(Items from a data source)
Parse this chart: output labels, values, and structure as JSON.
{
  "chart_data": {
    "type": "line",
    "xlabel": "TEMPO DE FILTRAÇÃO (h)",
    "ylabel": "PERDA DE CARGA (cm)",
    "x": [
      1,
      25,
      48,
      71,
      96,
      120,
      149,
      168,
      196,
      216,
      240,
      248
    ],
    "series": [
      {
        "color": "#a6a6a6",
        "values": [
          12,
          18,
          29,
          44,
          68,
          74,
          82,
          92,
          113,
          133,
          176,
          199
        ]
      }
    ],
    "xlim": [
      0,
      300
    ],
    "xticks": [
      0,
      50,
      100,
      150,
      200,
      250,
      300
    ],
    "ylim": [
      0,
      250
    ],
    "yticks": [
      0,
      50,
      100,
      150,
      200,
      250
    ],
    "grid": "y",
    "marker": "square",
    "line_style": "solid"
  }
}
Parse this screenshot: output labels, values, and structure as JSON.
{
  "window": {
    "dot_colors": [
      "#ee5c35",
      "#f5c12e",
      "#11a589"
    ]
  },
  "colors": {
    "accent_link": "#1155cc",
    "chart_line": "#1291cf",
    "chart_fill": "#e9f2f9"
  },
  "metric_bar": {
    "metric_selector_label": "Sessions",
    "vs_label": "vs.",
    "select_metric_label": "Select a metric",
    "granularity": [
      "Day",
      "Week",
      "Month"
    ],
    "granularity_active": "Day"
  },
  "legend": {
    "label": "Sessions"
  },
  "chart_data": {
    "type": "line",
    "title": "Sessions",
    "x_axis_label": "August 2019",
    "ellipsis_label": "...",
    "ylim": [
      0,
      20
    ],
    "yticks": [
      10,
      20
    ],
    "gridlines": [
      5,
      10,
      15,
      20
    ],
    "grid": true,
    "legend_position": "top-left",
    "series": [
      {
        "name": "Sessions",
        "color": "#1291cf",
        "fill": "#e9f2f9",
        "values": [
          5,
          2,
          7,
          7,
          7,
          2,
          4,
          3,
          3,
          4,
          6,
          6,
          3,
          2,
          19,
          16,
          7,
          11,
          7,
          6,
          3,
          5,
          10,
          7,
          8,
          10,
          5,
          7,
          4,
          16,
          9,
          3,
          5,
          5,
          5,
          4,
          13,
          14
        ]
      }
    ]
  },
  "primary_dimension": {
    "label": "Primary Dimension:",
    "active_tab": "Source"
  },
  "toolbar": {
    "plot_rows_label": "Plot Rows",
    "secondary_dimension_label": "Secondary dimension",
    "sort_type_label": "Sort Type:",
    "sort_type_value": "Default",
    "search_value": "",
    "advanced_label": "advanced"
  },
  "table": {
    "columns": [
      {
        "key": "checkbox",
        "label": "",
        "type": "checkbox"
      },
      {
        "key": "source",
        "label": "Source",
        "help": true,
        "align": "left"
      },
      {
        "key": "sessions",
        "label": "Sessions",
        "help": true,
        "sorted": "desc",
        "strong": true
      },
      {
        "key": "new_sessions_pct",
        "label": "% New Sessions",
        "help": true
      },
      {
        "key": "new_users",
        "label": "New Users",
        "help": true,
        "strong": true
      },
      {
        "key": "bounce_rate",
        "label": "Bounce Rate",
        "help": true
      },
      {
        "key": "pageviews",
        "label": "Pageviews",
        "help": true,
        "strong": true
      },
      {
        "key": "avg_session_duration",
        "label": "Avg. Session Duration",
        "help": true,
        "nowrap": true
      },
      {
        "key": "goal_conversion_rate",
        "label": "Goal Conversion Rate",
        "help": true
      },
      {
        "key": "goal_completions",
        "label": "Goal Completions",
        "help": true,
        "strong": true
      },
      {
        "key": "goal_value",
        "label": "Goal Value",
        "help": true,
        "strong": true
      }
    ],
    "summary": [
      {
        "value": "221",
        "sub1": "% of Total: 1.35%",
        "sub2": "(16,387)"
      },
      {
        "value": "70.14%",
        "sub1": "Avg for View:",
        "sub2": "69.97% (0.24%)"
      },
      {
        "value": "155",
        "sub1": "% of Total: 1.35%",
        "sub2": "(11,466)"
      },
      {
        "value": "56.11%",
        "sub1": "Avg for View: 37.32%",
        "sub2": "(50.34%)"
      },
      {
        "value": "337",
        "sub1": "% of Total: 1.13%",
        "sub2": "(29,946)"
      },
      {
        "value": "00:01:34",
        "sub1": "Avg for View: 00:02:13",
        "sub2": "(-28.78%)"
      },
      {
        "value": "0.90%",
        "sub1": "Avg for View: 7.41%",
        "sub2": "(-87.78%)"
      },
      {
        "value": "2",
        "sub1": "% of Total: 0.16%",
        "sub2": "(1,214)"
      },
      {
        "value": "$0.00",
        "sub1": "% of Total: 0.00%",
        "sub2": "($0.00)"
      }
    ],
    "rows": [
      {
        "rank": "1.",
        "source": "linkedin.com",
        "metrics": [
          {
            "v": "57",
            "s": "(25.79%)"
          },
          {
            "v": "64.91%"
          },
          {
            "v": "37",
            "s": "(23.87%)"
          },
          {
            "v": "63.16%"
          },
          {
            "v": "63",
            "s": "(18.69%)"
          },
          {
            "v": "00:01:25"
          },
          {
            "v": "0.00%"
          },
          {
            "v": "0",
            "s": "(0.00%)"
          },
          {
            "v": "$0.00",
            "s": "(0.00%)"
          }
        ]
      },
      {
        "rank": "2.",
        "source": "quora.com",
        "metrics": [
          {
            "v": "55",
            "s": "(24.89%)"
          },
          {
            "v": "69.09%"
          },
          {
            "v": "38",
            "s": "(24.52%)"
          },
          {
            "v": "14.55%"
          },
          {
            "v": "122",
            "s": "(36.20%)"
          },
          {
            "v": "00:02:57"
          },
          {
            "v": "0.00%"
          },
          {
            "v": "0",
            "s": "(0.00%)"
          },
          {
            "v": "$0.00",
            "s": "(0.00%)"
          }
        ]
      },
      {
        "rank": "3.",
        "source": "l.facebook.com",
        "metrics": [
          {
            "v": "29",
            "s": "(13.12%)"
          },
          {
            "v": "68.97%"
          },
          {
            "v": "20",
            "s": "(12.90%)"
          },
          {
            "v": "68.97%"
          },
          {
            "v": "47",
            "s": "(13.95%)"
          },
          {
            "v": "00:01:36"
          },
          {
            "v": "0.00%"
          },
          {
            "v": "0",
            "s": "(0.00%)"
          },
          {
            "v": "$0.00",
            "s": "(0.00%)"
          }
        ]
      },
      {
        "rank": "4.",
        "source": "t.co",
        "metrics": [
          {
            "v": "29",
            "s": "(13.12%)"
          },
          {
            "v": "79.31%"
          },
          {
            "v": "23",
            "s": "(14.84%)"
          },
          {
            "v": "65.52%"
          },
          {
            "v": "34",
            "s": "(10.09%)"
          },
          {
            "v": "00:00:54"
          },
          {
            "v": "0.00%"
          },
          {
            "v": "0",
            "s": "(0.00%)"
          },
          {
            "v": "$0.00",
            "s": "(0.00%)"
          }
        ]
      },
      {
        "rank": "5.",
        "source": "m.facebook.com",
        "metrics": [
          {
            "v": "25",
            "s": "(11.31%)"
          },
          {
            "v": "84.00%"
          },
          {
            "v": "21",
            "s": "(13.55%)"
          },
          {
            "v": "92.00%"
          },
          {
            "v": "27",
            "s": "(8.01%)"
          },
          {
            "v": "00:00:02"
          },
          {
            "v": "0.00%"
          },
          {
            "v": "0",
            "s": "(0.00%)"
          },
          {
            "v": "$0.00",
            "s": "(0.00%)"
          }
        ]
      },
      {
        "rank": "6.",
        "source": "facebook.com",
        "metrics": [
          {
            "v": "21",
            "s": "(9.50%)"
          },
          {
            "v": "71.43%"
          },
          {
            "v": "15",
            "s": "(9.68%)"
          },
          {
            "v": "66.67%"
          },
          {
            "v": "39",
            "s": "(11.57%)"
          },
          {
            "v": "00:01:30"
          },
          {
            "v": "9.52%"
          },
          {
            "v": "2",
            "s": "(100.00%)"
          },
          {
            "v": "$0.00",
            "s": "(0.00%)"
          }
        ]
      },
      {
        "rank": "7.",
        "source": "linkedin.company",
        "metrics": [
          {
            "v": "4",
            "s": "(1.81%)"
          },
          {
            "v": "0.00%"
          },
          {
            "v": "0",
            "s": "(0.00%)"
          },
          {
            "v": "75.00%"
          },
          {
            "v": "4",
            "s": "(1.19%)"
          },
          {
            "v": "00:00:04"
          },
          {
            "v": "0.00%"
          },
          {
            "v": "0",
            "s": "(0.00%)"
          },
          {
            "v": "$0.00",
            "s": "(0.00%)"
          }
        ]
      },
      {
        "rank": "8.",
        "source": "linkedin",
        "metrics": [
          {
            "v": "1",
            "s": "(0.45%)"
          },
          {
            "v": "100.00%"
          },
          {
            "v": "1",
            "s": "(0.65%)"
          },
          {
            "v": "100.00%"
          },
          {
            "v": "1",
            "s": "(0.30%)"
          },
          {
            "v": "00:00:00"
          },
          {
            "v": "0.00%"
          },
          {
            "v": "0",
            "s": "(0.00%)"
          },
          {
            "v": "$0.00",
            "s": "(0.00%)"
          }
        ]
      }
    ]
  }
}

**Task objective:** Copy out each line of the listing that holds "this".

**Finished answer:**
Parse this chart: output labels, values, and structure as JSON.
Parse this screenshot: output labels, values, and structure as JSON.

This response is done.